▶ _Tâche à réaliser_
Recopiez intégralement, sans rien modifier, l'extrait consacré à Ulmer et à son film Détour.

▶ _Extrait à lire_
-.-.-
Et si on devait une dernière fois se risquer à comparer Ulmer à un autre, ce pourrait être à Welles, tant la carrière de ces deux-là n’a été motivée que par une seule et même chose, un même fil rouge : le travail. Comme Welles, Ulmer, malgré les contraintes, n’a jamais cessé de tourner, et avait toujours des projets plein la tête. Il y a une notion commune d’artisans du cinéma chez eux. Il y a aussi ce même mépris des grands studios (dans un sens comme dans l’autre) : hors de question de céder à leurs exigences. Incompris, ces deux cinéastes se sont plus ou moins volontairement mis en marge du système, et cela ne les a malgré tout jamais empêchés de faire.
L’influence qu’a exercée Ulmer est grande, tant par son œuvre que par son approche du métier, et on retrouve dans le documentaire de Michael Palm quelques cinéastes admirateurs tels que Joe Dante, John Landis, Roger Corman, ou Wim Wenders, ainsi que les acteurs John Saxon et Ann Savage, qui interprète Vera dans Détour.
Si Détour n’a pas pris une ride, il n’en va hélas pas de même pour la qualité de sa copie. Qu’importe, on tient là un film brut qui tient encore méchamment la route pour un road-movie vieux de maintenant soixante-et-un ans, et il serait définitivement malvenu de faire la fine bouche. Il convient donc plutôt de saluer le travail de l’éditeur CineMalta, en ce qu’il nous offre dorénavant la possibilité de revisionner ce petit chef-d’œuvre à volonté.
-.-.-
▶ _Données enregistrées_
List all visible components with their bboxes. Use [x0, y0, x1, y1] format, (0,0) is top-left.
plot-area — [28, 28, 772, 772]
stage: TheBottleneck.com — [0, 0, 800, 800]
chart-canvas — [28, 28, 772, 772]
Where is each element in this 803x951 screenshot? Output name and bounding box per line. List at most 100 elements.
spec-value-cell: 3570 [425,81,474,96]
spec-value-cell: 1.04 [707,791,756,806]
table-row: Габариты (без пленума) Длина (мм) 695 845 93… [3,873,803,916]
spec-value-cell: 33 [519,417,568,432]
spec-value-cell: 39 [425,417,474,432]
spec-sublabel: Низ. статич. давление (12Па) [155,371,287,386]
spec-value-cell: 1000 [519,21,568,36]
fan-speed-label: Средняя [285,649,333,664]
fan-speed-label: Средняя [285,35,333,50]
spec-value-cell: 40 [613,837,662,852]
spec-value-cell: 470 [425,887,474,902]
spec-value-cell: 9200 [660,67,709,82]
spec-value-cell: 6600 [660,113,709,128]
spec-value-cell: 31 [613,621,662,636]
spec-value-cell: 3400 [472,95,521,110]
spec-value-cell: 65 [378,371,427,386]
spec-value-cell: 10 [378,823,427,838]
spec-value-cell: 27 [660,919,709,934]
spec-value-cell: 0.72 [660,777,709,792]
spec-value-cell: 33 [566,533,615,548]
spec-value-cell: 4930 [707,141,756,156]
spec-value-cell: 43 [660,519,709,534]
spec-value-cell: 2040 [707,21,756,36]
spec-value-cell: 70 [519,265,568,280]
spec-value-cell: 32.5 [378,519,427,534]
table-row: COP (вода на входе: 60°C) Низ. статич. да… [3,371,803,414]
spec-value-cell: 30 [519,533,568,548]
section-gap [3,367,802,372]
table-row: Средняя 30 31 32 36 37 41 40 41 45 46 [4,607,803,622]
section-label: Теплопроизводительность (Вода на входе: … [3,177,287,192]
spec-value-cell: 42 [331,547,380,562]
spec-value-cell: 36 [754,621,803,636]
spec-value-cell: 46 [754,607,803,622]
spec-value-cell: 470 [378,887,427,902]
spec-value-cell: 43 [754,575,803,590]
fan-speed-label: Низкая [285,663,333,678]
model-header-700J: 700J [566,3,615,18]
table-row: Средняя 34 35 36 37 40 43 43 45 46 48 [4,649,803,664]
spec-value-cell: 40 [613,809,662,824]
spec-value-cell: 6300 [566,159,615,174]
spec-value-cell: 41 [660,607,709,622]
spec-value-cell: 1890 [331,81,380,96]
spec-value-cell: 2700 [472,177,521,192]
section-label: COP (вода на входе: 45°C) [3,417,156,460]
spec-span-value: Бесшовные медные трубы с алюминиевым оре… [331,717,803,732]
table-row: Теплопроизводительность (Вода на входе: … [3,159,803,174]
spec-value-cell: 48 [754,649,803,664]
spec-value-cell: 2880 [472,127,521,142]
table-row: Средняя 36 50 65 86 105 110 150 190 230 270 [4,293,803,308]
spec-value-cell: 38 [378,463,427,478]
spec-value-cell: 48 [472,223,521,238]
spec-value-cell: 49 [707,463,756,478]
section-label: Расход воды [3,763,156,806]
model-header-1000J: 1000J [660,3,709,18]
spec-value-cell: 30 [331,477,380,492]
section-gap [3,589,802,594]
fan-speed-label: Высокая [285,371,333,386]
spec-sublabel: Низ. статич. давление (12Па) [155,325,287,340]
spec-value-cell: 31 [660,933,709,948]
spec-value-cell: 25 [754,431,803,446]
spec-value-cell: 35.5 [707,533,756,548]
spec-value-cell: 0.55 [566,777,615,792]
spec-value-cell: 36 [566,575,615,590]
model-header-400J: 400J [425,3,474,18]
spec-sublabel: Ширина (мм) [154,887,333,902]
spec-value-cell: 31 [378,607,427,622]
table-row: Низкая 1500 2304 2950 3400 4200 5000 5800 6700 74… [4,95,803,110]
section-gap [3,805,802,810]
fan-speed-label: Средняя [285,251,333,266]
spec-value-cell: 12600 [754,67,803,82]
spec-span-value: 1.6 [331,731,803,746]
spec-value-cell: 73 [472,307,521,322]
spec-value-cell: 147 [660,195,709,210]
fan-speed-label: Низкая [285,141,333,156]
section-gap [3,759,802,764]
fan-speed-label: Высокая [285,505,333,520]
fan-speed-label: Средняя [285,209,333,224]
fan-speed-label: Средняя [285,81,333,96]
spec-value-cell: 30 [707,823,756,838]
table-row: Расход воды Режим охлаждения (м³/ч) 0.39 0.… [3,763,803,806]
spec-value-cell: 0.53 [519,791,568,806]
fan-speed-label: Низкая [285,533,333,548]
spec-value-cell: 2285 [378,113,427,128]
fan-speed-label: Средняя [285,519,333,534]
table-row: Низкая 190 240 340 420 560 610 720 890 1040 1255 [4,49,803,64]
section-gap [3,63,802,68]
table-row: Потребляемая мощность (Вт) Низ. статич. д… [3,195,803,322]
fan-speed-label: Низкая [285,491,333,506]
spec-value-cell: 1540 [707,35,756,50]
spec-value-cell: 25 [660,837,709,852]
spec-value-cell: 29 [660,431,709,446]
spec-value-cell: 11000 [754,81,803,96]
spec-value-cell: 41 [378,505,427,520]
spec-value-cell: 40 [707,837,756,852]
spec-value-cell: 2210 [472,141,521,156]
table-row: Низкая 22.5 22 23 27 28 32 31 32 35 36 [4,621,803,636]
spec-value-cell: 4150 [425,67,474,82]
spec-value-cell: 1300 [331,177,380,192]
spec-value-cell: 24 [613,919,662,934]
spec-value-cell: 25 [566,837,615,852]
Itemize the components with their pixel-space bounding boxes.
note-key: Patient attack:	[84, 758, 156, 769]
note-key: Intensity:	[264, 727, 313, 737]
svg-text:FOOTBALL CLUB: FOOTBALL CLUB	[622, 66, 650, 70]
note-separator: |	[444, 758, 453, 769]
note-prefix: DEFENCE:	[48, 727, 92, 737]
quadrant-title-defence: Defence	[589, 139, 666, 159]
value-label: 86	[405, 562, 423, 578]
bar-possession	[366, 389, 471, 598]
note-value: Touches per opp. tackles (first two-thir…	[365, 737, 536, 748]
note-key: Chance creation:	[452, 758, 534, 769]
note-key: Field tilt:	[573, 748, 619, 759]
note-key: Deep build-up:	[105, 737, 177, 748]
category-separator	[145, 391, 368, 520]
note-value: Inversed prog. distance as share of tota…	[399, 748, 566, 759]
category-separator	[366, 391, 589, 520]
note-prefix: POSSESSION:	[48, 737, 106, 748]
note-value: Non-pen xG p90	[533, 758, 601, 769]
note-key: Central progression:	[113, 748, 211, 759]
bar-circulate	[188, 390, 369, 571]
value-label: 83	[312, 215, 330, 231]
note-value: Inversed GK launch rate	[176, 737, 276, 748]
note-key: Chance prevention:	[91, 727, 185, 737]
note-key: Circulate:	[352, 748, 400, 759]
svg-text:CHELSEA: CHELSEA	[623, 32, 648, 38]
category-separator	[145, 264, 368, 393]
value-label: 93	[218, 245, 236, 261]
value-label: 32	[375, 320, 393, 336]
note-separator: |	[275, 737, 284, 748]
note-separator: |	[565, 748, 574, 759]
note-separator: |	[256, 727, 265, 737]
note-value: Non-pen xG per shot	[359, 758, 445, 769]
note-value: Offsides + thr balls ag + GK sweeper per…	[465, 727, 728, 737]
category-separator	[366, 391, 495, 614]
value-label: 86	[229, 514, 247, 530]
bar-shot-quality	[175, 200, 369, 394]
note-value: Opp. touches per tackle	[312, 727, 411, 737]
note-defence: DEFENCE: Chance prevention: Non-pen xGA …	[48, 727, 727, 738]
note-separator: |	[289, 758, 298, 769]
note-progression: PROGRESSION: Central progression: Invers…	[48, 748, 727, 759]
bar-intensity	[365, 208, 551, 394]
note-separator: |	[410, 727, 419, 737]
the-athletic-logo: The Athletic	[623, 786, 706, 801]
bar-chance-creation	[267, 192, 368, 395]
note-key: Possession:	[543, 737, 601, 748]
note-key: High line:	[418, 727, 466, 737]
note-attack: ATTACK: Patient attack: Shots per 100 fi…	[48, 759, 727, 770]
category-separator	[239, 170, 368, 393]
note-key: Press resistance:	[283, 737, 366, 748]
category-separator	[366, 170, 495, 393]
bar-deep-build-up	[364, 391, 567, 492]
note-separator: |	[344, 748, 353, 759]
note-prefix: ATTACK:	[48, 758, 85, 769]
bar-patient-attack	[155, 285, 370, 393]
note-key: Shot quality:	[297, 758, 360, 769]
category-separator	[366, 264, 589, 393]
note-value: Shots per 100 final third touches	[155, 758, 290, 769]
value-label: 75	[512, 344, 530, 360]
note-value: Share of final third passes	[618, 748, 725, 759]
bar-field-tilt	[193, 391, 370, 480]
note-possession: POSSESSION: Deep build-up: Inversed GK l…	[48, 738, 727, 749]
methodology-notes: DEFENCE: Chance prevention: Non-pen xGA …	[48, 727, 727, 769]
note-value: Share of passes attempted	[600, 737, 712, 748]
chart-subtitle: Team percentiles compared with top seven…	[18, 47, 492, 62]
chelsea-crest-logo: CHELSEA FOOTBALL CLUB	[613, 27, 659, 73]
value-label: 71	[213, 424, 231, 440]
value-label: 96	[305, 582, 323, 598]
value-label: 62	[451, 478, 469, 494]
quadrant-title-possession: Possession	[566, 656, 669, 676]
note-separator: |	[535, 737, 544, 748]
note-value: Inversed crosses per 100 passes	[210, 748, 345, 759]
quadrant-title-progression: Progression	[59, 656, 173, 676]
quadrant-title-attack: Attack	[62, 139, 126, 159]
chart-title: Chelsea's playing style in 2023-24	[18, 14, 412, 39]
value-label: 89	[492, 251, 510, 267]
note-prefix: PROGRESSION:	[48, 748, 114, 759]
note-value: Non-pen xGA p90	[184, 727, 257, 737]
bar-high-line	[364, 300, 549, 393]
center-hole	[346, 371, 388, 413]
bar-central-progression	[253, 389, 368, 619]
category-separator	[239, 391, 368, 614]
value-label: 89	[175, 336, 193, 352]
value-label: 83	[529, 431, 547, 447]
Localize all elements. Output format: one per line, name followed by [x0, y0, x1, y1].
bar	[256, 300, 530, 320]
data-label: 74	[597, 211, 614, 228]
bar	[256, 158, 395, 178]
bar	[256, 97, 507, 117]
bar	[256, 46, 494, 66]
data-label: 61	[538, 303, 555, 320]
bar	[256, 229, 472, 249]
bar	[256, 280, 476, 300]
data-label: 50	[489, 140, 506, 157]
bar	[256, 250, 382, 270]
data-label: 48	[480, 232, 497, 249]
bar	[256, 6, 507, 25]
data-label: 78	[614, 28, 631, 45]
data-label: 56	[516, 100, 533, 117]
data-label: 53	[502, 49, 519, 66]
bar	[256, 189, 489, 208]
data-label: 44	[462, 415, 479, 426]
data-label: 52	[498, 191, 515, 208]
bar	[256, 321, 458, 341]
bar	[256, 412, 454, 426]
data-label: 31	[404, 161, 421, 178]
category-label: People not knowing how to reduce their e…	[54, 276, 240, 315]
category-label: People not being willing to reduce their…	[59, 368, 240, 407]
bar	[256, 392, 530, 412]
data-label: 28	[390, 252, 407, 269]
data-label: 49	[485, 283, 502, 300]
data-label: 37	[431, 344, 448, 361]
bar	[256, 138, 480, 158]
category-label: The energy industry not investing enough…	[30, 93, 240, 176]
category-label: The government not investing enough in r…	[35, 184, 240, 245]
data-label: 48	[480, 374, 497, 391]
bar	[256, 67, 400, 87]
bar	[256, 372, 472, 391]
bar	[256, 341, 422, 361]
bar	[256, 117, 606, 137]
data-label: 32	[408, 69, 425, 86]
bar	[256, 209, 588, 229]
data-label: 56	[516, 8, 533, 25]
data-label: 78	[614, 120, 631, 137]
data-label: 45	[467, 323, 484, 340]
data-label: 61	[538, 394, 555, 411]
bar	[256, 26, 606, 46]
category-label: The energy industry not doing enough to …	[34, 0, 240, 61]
-.-.-
▶ _Résultat obtenu_
Et si on devait une dernière fois se risquer à comparer Ulmer à un autre, ce pourrait être à Welles, tant la carrière de ces deux-là n’a été motivée que par une seule et même chose, un même fil rouge : le travail. Comme Welles, Ulmer, malgré les contraintes, n’a jamais cessé de tourner, et avait toujours des projets plein la tête. Il y a une notion commune d’artisans du cinéma chez eux. Il y a aussi ce même mépris des grands studios (dans un sens comme dans l’autre) : hors de question de céder à leurs exigences. Incompris, ces deux cinéastes se sont plus ou moins volontairement mis en marge du système, et cela ne les a malgré tout jamais empêchés de faire.
L’influence qu’a exercée Ulmer est grande, tant par son œuvre que par son approche du métier, et on retrouve dans le documentaire de Michael Palm quelques cinéastes admirateurs tels que Joe Dante, John Landis, Roger Corman, ou Wim Wenders, ainsi que les acteurs John Saxon et Ann Savage, qui interprète Vera dans Détour.
Si Détour n’a pas pris une ride, il n’en va hélas pas de même pour la qualité de sa copie. Qu’importe, on tient là un film brut qui tient encore méchamment la route pour un road-movie vieux de maintenant soixante-et-un ans, et il serait définitivement malvenu de faire la fine bouche. Il convient donc plutôt de saluer le travail de l’éditeur CineMalta, en ce qu’il nous offre dorénavant la possibilité de revisionner ce petit chef-d’œuvre à volonté.